**Set problem 1:** Rewrite the listing from its first line up to and including the line with "124, 323, 164]", replacing "Polygon" with "Line" and keeping everything else the same.
>> START Passage given
Doubling up at both events, she ran in the 1500m heats and placed 10th in the 3000m final at the IAAF World Indoor Championships in Birmingham in March, before finishing sixth in both the 1500m and 5000m at the Commonwealth Games in Australia in April.

Despite all she had been through, McColgan was still left feeling disappointed with her performances. But with motivation levels high and the European Championships in her sights, McColgan self-funded a training trip on her own to St Moritz in Switzerland ahead of the British Championships and European trials.

“Those three weeks were where it started to really turn for me,” she says of her time in Switzerland. “I went into the British Champs very unconfident because I’d had such a horrible year. But I knew from there that I was starting to feel good again.”

The Scot finished third at the British Championships and came close to her 1500m and 5000m PBs at Diamond League meetings in Lausanne and Rabat. She then secured that superb silver at the Europeans after having the confidence to take the race on rather than her previous style of holding back before kicking for home.

Photo by Mark Shearman

“On paper, PB wise, last year was a far superior year,” says McColgan, who broke the Scottish 5000m record with 14:48.49 in Brussels and also ran 4:01.60 for 1500m and 8:31.00 for 3000m outdoors in 2017.

“But considering the health issues I’ve had this year, I’m actually really proud that I’ve managed to come away with my first global outdoor medal.
>> END Passage given
>> START Data
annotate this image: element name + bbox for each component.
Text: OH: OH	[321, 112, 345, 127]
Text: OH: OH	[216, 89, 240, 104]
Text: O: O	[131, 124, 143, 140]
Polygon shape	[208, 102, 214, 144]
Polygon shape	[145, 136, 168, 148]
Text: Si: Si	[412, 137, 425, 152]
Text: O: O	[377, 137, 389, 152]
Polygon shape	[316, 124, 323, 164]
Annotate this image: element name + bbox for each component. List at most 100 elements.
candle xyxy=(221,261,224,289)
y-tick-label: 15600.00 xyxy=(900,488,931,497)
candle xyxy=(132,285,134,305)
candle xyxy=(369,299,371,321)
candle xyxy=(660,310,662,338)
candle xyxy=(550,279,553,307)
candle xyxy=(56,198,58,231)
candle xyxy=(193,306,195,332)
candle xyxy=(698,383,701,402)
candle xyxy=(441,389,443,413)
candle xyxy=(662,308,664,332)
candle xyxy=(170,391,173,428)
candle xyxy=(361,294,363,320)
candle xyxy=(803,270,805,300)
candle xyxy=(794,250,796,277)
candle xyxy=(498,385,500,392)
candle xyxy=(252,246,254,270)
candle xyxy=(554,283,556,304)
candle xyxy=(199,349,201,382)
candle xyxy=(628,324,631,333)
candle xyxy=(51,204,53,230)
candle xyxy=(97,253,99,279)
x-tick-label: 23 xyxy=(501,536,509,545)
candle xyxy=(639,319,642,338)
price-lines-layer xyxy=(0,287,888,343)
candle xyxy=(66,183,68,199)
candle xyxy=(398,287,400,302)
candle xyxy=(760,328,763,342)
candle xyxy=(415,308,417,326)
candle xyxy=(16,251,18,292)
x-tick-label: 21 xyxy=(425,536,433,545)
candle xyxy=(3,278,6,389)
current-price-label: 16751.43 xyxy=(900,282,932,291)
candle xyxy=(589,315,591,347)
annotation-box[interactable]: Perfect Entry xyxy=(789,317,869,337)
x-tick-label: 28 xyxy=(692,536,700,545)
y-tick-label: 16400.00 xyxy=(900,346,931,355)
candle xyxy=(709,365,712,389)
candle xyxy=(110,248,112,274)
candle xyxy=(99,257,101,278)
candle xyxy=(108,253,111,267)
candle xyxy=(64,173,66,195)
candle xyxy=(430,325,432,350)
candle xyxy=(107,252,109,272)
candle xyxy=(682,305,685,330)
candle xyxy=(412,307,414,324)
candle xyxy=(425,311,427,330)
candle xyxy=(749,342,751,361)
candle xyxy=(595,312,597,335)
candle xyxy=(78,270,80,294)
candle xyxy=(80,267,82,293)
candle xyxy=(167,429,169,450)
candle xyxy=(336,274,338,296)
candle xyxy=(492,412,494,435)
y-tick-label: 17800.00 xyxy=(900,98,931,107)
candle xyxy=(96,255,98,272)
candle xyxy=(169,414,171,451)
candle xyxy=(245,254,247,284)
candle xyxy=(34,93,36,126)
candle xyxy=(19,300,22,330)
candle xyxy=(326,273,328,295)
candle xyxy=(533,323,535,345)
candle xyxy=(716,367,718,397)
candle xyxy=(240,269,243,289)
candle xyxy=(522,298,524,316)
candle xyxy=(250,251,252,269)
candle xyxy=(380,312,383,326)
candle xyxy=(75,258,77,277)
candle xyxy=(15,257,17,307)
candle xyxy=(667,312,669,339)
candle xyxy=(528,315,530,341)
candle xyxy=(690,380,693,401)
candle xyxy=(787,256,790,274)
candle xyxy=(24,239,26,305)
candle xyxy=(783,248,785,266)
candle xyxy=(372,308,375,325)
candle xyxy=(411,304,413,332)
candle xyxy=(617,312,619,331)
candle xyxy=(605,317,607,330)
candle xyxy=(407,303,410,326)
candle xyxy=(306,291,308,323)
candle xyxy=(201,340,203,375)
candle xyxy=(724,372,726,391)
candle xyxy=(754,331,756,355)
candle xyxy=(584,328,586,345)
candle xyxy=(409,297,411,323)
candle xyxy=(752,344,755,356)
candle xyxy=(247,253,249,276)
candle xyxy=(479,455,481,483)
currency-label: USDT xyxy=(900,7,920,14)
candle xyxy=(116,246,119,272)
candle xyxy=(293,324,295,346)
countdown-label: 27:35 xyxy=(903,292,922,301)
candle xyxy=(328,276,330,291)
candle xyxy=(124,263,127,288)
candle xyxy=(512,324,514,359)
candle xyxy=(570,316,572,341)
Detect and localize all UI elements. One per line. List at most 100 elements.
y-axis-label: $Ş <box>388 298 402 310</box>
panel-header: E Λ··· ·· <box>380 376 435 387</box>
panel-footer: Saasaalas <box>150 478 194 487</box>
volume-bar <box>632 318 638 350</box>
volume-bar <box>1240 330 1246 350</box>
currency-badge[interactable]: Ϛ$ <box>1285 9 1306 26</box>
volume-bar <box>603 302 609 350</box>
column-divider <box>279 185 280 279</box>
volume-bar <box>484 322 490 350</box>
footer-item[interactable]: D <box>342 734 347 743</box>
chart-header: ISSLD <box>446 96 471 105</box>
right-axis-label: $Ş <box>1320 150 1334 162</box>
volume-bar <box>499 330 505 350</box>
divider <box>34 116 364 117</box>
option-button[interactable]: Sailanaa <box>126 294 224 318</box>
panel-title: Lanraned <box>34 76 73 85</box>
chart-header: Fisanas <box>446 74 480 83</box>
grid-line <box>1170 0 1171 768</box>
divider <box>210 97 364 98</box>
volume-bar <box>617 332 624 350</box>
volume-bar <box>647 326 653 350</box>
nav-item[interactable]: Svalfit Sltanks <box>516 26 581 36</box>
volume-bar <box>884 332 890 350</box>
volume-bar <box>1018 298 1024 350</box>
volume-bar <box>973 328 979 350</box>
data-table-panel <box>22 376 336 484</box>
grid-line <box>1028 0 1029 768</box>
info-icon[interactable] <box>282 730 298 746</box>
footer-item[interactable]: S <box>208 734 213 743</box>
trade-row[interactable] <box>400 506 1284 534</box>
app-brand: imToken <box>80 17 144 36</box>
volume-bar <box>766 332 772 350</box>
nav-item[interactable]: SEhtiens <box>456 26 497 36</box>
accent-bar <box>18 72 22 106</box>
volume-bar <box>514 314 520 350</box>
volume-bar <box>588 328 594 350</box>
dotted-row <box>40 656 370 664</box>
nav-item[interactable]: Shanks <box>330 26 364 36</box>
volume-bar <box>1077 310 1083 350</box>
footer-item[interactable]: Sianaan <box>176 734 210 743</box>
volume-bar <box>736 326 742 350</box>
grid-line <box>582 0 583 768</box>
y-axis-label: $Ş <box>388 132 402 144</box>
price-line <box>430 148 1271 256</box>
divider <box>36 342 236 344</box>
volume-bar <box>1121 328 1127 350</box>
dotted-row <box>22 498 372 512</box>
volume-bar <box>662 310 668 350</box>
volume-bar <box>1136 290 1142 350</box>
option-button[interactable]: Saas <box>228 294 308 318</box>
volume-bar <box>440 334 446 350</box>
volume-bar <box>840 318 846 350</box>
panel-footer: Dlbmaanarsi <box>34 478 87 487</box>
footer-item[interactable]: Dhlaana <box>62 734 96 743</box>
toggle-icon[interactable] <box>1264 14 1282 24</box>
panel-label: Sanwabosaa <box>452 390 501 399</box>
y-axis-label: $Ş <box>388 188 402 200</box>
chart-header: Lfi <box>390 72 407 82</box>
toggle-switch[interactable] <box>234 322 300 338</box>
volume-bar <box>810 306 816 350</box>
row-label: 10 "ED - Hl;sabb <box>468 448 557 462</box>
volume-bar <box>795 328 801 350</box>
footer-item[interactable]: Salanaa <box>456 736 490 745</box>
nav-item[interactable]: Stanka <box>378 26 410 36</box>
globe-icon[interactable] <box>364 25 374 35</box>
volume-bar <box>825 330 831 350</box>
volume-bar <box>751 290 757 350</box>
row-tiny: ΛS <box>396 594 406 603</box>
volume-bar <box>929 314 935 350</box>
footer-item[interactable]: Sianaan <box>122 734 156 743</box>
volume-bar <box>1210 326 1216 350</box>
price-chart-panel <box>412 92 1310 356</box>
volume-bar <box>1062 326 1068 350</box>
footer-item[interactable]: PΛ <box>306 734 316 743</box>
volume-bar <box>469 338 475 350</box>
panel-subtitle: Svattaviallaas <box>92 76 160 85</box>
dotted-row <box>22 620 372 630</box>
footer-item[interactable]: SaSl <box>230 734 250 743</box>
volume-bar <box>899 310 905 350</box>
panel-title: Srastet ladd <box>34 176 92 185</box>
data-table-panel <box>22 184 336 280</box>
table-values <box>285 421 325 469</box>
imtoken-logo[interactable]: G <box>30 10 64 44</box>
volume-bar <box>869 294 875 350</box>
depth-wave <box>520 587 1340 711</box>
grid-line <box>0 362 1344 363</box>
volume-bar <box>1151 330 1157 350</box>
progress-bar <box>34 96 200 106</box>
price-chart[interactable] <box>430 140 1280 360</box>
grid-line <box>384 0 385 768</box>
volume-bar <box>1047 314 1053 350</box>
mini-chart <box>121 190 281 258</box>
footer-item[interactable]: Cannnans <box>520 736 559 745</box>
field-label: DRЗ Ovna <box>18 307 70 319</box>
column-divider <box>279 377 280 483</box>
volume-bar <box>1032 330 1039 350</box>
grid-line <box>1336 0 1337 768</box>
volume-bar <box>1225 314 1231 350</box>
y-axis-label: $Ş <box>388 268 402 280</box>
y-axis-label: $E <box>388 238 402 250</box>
>> END Data
**Set problem 2:** Copy word for word the part of the passage on McColgan's season from "Photo by Mark" up to and including "outdoors in 2017.".

**Full response 1:**
annotate this image: element name + bbox for each component.
Text: OH: OH	[321, 112, 345, 127]
Text: OH: OH	[216, 89, 240, 104]
Text: O: O	[131, 124, 143, 140]
Line shape	[208, 102, 214, 144]
Line shape	[145, 136, 168, 148]
Text: Si: Si	[412, 137, 425, 152]
Text: O: O	[377, 137, 389, 152]
Line shape	[316, 124, 323, 164]

**Full response 2:**
Photo by Mark Shearman

“On paper, PB wise, last year was a far superior year,” says McColgan, who broke the Scottish 5000m record with 14:48.49 in Brussels and also ran 4:01.60 for 1500m and 8:31.00 for 3000m outdoors in 2017.